= SOAL A =
Jawab pertanyaan berikut dari teks tentang wisata di Jepang:
(i) Apa yang disebut sebagai daya tarik Jepang bagi wisatawan?
(ii) Di bagian mana dari Kyoto letak Arashiyama?
(iii) Kota pelabuhan apa yang dijelajahi penulis?
= SOAL B =
Lanjutkan teks tentang wisata di Jepang mulai dari kalimat terakhirnya.

= POTONGAN TEKS =
________________________________________
Tradisi dan modernitas yang bersanding tanpa saling mengalahkan menjadi daya tarik Jepang bagi wisatawan. Apalagi, sebagai negeri 4 musim, Jepang memiliki panorama alam yang cantik. Kali ini, saya menikmati keindahan alam Arashiyama, yang terletak di pinggiran barat Kyoto yang masih diwarnai daun-daun musim gugur yang tersisa di tengah cuaca awal musim dingin, dan menjelajahi kota pelabuhan Kobe yang modern, tetapi tetap terkesan bersahaja.
________________________________________
= Daftar wilayah elemen =
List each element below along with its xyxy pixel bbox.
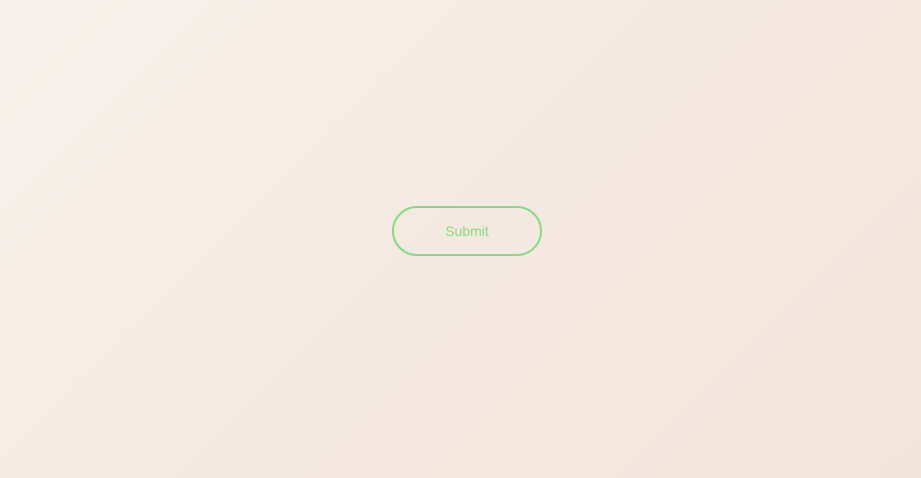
- page-background: Submit: [0, 0, 921, 478]
- submit-button[interactable]: Submit: [392, 206, 542, 256]
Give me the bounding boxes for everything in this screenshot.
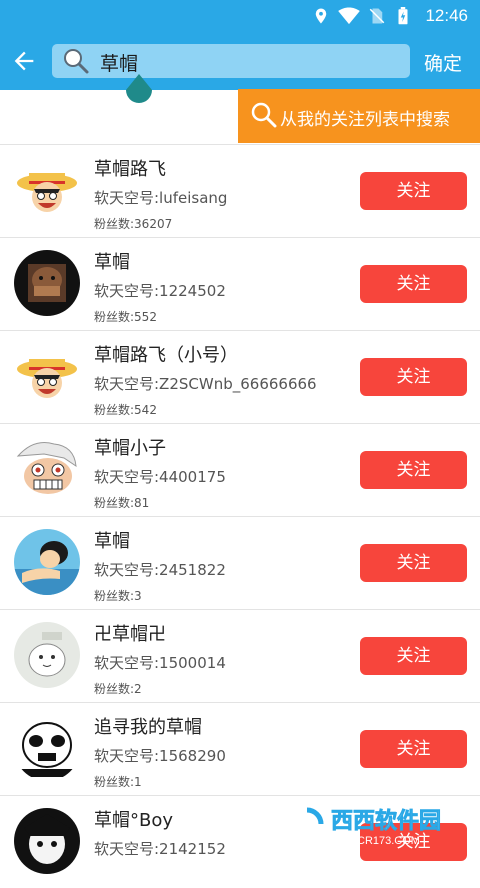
follow-button[interactable]: 关注 xyxy=(360,730,467,768)
avatar xyxy=(14,157,80,223)
follow-button[interactable]: 关注 xyxy=(360,544,467,582)
user-name: 草帽路飞（小号） xyxy=(94,345,238,366)
list-item[interactable]: 草帽小子 软天空号:4400175 粉丝数:81 关注 xyxy=(0,423,480,516)
watermark-sub: CR173.COM xyxy=(357,835,420,847)
list-item[interactable]: 卍草帽卍 软天空号:1500014 粉丝数:2 关注 xyxy=(0,609,480,702)
avatar xyxy=(14,529,80,595)
avatar xyxy=(14,343,80,409)
avatar xyxy=(14,808,80,874)
list-item[interactable]: 草帽路飞 软天空号:lufeisang 粉丝数:36207 关注 xyxy=(0,144,480,237)
user-id: 软天空号:1568290 xyxy=(94,747,226,765)
search-follow-list-button[interactable]: 从我的关注列表中搜索 xyxy=(238,89,480,143)
follow-button[interactable]: 关注 xyxy=(360,451,467,489)
fans-count: 粉丝数:81 xyxy=(94,496,150,510)
user-result-list: 草帽路飞 软天空号:lufeisang 粉丝数:36207 关注 草帽 软天空号… xyxy=(0,144,480,888)
user-id: 软天空号:1224502 xyxy=(94,282,226,300)
location-icon xyxy=(315,8,327,24)
user-id: 软天空号:2142152 xyxy=(94,840,226,858)
status-time: 12:46 xyxy=(425,6,468,25)
fans-count: 粉丝数:542 xyxy=(94,403,157,417)
text-cursor-handle-icon[interactable] xyxy=(126,74,152,106)
search-icon xyxy=(64,49,89,74)
user-id: 软天空号:Z2SCWnb_66666666 xyxy=(94,375,317,393)
user-id: 软天空号:lufeisang xyxy=(94,189,228,207)
user-name: 草帽小子 xyxy=(94,438,166,459)
battery-charging-icon xyxy=(398,7,408,25)
user-name: 草帽路飞 xyxy=(94,159,166,180)
search-value[interactable]: 草帽 xyxy=(100,49,138,76)
avatar xyxy=(14,436,80,502)
user-id: 软天空号:4400175 xyxy=(94,468,226,486)
user-name: 草帽 xyxy=(94,252,130,273)
follow-button[interactable]: 关注 xyxy=(360,265,467,303)
no-sim-icon xyxy=(369,8,385,24)
search-follow-list-label: 从我的关注列表中搜索 xyxy=(280,110,450,130)
user-id: 软天空号:2451822 xyxy=(94,561,226,579)
list-item[interactable]: 追寻我的草帽 软天空号:1568290 粉丝数:1 关注 xyxy=(0,702,480,795)
list-item[interactable]: 草帽 软天空号:2451822 粉丝数:3 关注 xyxy=(0,516,480,609)
list-item[interactable]: 草帽路飞（小号） 软天空号:Z2SCWnb_66666666 粉丝数:542 关… xyxy=(0,330,480,423)
follow-button[interactable]: 关注 xyxy=(360,637,467,675)
watermark-text: 西西软件园 xyxy=(331,808,441,834)
fans-count: 粉丝数:2 xyxy=(94,682,142,696)
avatar xyxy=(14,715,80,781)
user-name: 追寻我的草帽 xyxy=(94,717,202,738)
fans-count: 粉丝数:36207 xyxy=(94,217,173,231)
fans-count: 粉丝数:3 xyxy=(94,589,142,603)
list-item[interactable]: 草帽 软天空号:1224502 粉丝数:552 关注 xyxy=(0,237,480,330)
back-arrow-icon[interactable] xyxy=(10,47,38,75)
user-name: 草帽°Boy xyxy=(94,810,174,831)
search-input[interactable]: 草帽 xyxy=(52,44,410,78)
follow-button[interactable]: 关注 xyxy=(360,358,467,396)
status-bar: 12:46 xyxy=(0,0,480,34)
site-watermark-logo: 西西软件园 CR173.COM xyxy=(288,805,441,847)
confirm-button[interactable]: 确定 xyxy=(424,49,462,76)
user-id: 软天空号:1500014 xyxy=(94,654,226,672)
search-icon xyxy=(251,102,277,128)
app-bar: 草帽 确定 xyxy=(0,34,480,90)
avatar xyxy=(14,622,80,688)
follow-button[interactable]: 关注 xyxy=(360,172,467,210)
fans-count: 粉丝数:1 xyxy=(94,775,142,789)
user-name: 草帽 xyxy=(94,531,130,552)
fans-count: 粉丝数:552 xyxy=(94,310,157,324)
avatar xyxy=(14,250,80,316)
wifi-icon xyxy=(338,7,360,25)
user-name: 卍草帽卍 xyxy=(94,624,166,645)
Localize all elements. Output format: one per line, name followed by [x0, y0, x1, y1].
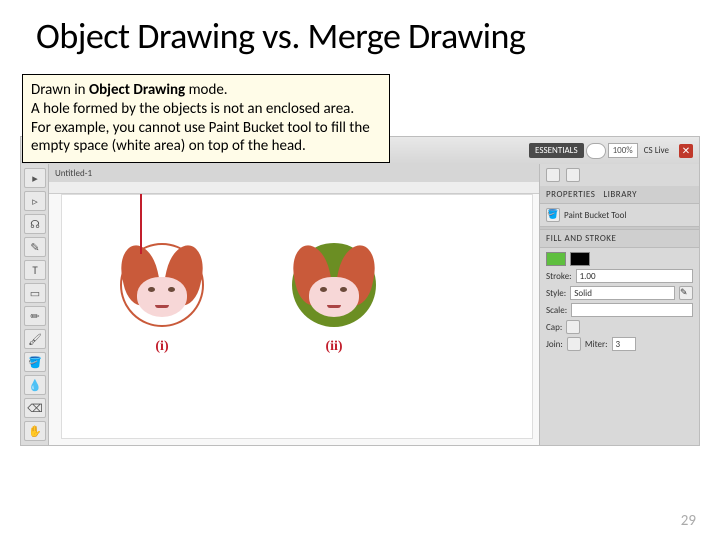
- mouth: [155, 305, 169, 308]
- face-object-drawing: (i): [120, 243, 204, 343]
- label-i: (i): [120, 339, 204, 355]
- ruler-horizontal: [49, 182, 539, 194]
- face-skin-ii: [309, 277, 359, 317]
- pencil-edit-icon[interactable]: ✎: [679, 286, 693, 300]
- fill-swatch[interactable]: [546, 252, 566, 266]
- panel-icon-row: [540, 164, 699, 186]
- eye-left: [148, 287, 155, 292]
- pencil-tool-icon[interactable]: ✏: [24, 306, 46, 326]
- cs-live-button[interactable]: CS Live: [640, 145, 673, 156]
- slide-title: Object Drawing vs. Merge Drawing: [36, 14, 700, 58]
- eye-right: [168, 287, 175, 292]
- stage[interactable]: (i) (ii): [61, 194, 533, 439]
- stroke-value-input[interactable]: 1.00: [576, 269, 693, 283]
- canvas-area: Untitled-1 (i): [49, 164, 539, 445]
- properties-panel-tabs: PROPERTIES LIBRARY: [540, 186, 699, 204]
- join-option-icon[interactable]: [567, 337, 581, 351]
- style-label: Style:: [546, 288, 566, 299]
- tool-name-label: Paint Bucket Tool: [564, 210, 626, 221]
- callout-line-3: For example, you cannot use Paint Bucket…: [31, 119, 381, 157]
- mouth-ii: [327, 305, 341, 308]
- brush-tool-icon[interactable]: 🖌: [24, 329, 46, 349]
- props-mini-icon[interactable]: [546, 168, 560, 182]
- library-tab[interactable]: LIBRARY: [603, 189, 637, 200]
- rect-tool-icon[interactable]: ▭: [24, 283, 46, 303]
- face-skin: [137, 277, 187, 317]
- app-body: ▸ ▹ ☊ ✎ T ▭ ✏ 🖌 🪣 💧 ⌫ ✋ Untitled-1: [21, 164, 699, 445]
- scale-label: Scale:: [546, 305, 567, 316]
- properties-panel-body: 🪣 Paint Bucket Tool: [540, 204, 699, 226]
- callout-box: Drawn in Object Drawing mode. A hole for…: [22, 74, 390, 163]
- eyedrop-tool-icon[interactable]: 💧: [24, 375, 46, 395]
- join-label: Join:: [546, 339, 563, 350]
- selection-tool-icon[interactable]: ▸: [24, 168, 46, 188]
- close-icon[interactable]: ✕: [679, 144, 693, 158]
- lasso-tool-icon[interactable]: ☊: [24, 214, 46, 234]
- text-tool-icon[interactable]: T: [24, 260, 46, 280]
- subselect-tool-icon[interactable]: ▹: [24, 191, 46, 211]
- bucket-icon: 🪣: [546, 208, 560, 222]
- flash-app-window: File Edit View Insert Modify ESSENTIALS …: [20, 136, 700, 446]
- eraser-tool-icon[interactable]: ⌫: [24, 398, 46, 418]
- fill-stroke-header: FILL AND STROKE: [540, 230, 699, 248]
- miter-input[interactable]: 3: [612, 337, 636, 351]
- tools-panel: ▸ ▹ ☊ ✎ T ▭ ✏ 🖌 🪣 💧 ⌫ ✋: [21, 164, 49, 445]
- fill-stroke-body: Stroke: 1.00 Style: Solid ✎ Scale: Cap:: [540, 248, 699, 355]
- tool-name-row: 🪣 Paint Bucket Tool: [546, 208, 693, 222]
- stroke-label: Stroke:: [546, 271, 572, 282]
- callout-line-2: A hole formed by the objects is not an e…: [31, 100, 381, 119]
- label-ii: (ii): [292, 339, 376, 355]
- zoom-input[interactable]: 100%: [608, 143, 638, 158]
- fill-stroke-title: FILL AND STROKE: [546, 233, 616, 244]
- style-dropdown[interactable]: Solid: [570, 286, 675, 300]
- stroke-swatch[interactable]: [570, 252, 590, 266]
- eye-left-ii: [320, 287, 327, 292]
- callout-leader-line: [140, 194, 142, 254]
- document-tab-bar: Untitled-1: [49, 164, 539, 182]
- callout-line-1b: Object Drawing: [89, 81, 185, 99]
- hand-tool-icon[interactable]: ✋: [24, 421, 46, 441]
- properties-tab[interactable]: PROPERTIES: [546, 189, 595, 200]
- bucket-tool-icon[interactable]: 🪣: [24, 352, 46, 372]
- eye-right-ii: [340, 287, 347, 292]
- cap-option-icon[interactable]: [566, 320, 580, 334]
- page-number: 29: [681, 512, 696, 530]
- miter-label: Miter:: [585, 339, 608, 350]
- cap-label: Cap:: [546, 322, 562, 333]
- search-field-icon[interactable]: [586, 143, 606, 159]
- lib-mini-icon[interactable]: [566, 168, 580, 182]
- callout-line-1c: mode.: [185, 81, 227, 99]
- document-tab[interactable]: Untitled-1: [55, 168, 92, 179]
- scale-dropdown[interactable]: [571, 303, 693, 317]
- callout-line-1a: Drawn in: [31, 81, 89, 99]
- callout-line-1: Drawn in Object Drawing mode.: [31, 81, 381, 100]
- workspace-dropdown[interactable]: ESSENTIALS: [529, 143, 584, 158]
- pen-tool-icon[interactable]: ✎: [24, 237, 46, 257]
- face-merge-drawing: (ii): [292, 243, 376, 343]
- right-panel-group: PROPERTIES LIBRARY 🪣 Paint Bucket Tool F…: [539, 164, 699, 445]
________________________________________
= JAWABAN A =
(i) Tradisi dan modernitas yang bersanding tanpa saling mengalahkan.
(ii) Di pinggiran barat Kyoto.
(iii) Kobe.

= JAWABAN B =
Keindahan Menenangkan Arashiyama
Kyoto adalah kota yang menyimpan sejarah Jepang, dan menjadi ibu kota Negeri Sakura ini, sebelum kemudian pindah ke Tokyo pada tahun 1869. Namun, saya tidak pergi menemui geisha di Gion atau Kyoto Imperial Place di bagian utara kota. Kali ini saya ke Arashiyama yang termasuk destinasi favorit pelancong karena keindahan alamnya, terutama di musim semi saat bunga sakura mekar (Maret-April) atau kala musim gugur (dan awal musim dingin).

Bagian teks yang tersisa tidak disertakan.